Exercise requirements:
Reproduce every one of the entries below word for word, leaving the pictures out of your answer.

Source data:
┄┄┄┄┄┄┄┄┄┄┄┄┄┄┄┄┄┄┄┄

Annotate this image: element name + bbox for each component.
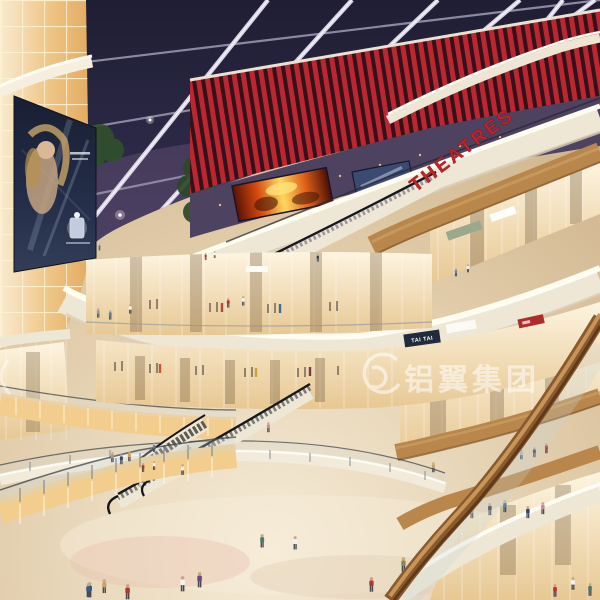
level3-storefronts [86, 246, 432, 340]
white-store-sign-mid [246, 266, 268, 272]
watermark-text: 铝翼集团 [404, 364, 540, 397]
mall-rendering-svg: THEATRES [0, 0, 600, 600]
mall-atrium-rendering: THEATRES [0, 0, 600, 600]
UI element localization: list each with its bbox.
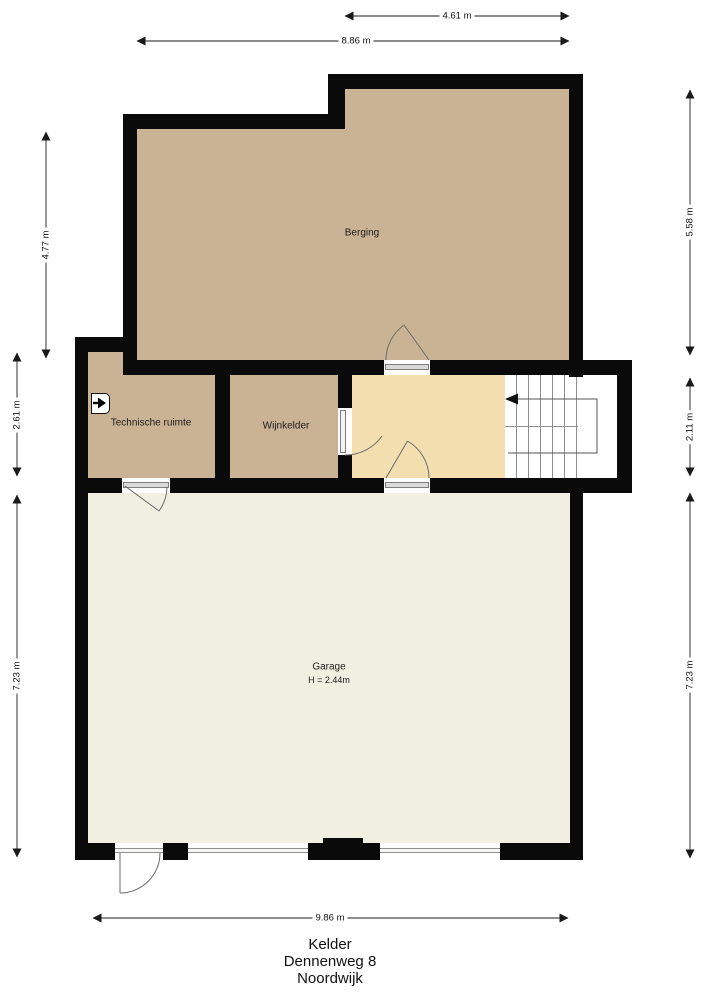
door-swing-arc-hall — [408, 441, 430, 478]
dim-label-bottom: 9.86 m — [312, 913, 347, 924]
dim-label-right-upper: 5.58 m — [685, 204, 696, 239]
dimension-lines — [17, 16, 690, 918]
room-label-berging: Berging — [345, 228, 379, 239]
door-swing-arc-wijnkelder — [345, 436, 382, 455]
dim-label-right-lower: 7.23 m — [685, 657, 696, 692]
plan-footer: Kelder Dennenweg 8 Noordwijk — [284, 936, 377, 987]
dim-label-right-middle: 2.11 m — [685, 410, 696, 444]
dim-label-left-middle: 2.61 m — [12, 397, 23, 432]
footer-address: Dennenweg 8 — [284, 953, 377, 970]
stair-walkline — [508, 399, 597, 453]
door-swing-arc-berging — [386, 325, 404, 360]
door-swing-leaf-berging — [404, 325, 429, 360]
stairs-direction-arrow-icon — [505, 394, 518, 405]
door-swing-arc-exterior — [120, 853, 160, 893]
dim-label-top-inner: 4.61 m — [439, 11, 474, 22]
door-swing-leaf-hall — [386, 441, 408, 478]
door-swings — [120, 325, 429, 893]
dim-label-left-lower: 7.23 m — [12, 658, 23, 693]
dim-label-left-upper: 4.77 m — [41, 227, 52, 262]
room-label-technische: Technische ruimte — [111, 418, 192, 429]
door-swing-leaf-technische — [125, 486, 159, 511]
dim-label-top-outer: 8.86 m — [338, 36, 373, 47]
plan-linework-layer — [0, 0, 707, 1000]
footer-city: Noordwijk — [284, 970, 377, 987]
door-swing-arc-technische — [159, 487, 167, 511]
room-label-garage: Garage — [312, 662, 345, 673]
floorplan-canvas: 4.61 m 8.86 m 4.77 m 2.61 m 7.23 m 5.58 … — [0, 0, 707, 1000]
room-label-garage-height: H = 2.44m — [308, 675, 350, 685]
room-label-wijnkelder: Wijnkelder — [263, 421, 310, 432]
footer-floor-name: Kelder — [284, 936, 377, 953]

┄┄┄┄┄┄┄┄┄┄┄┄┄┄┄┄┄┄┄┄

Correct output:
Annotate this image: element name + bbox for each component.
level3-storefronts [86, 246, 432, 340]
white-store-sign-mid [246, 266, 268, 272]
watermark-text: 铝翼集团 [404, 364, 540, 397]
mall-rendering-svg: THEATRES [0, 0, 600, 600]
mall-atrium-rendering: THEATRES [0, 0, 600, 600]
UI element localization: list each with its bbox.
door-swing-arc-hall — [408, 441, 430, 478]
dim-label-bottom: 9.86 m — [312, 913, 347, 924]
dim-label-right-upper: 5.58 m — [685, 204, 696, 239]
dimension-lines — [17, 16, 690, 918]
room-label-berging: Berging — [345, 228, 379, 239]
door-swing-arc-wijnkelder — [345, 436, 382, 455]
dim-label-right-lower: 7.23 m — [685, 657, 696, 692]
plan-footer: Kelder Dennenweg 8 Noordwijk — [284, 936, 377, 987]
dim-label-right-middle: 2.11 m — [685, 410, 696, 444]
dim-label-left-middle: 2.61 m — [12, 397, 23, 432]
footer-address: Dennenweg 8 — [284, 953, 377, 970]
stair-walkline — [508, 399, 597, 453]
door-swing-arc-berging — [386, 325, 404, 360]
door-swing-leaf-berging — [404, 325, 429, 360]
stairs-direction-arrow-icon — [505, 394, 518, 405]
door-swing-arc-exterior — [120, 853, 160, 893]
dim-label-top-inner: 4.61 m — [439, 11, 474, 22]
door-swing-leaf-hall — [386, 441, 408, 478]
door-swings — [120, 325, 429, 893]
dim-label-left-lower: 7.23 m — [12, 658, 23, 693]
dim-label-left-upper: 4.77 m — [41, 227, 52, 262]
room-label-technische: Technische ruimte — [111, 418, 192, 429]
door-swing-leaf-technische — [125, 486, 159, 511]
dim-label-top-outer: 8.86 m — [338, 36, 373, 47]
plan-linework-layer — [0, 0, 707, 1000]
footer-city: Noordwijk — [284, 970, 377, 987]
door-swing-arc-technische — [159, 487, 167, 511]
room-label-garage: Garage — [312, 662, 345, 673]
floorplan-canvas: 4.61 m 8.86 m 4.77 m 2.61 m 7.23 m 5.58 … — [0, 0, 707, 1000]
room-label-garage-height: H = 2.44m — [308, 675, 350, 685]
room-label-wijnkelder: Wijnkelder — [263, 421, 310, 432]
footer-floor-name: Kelder — [284, 936, 377, 953]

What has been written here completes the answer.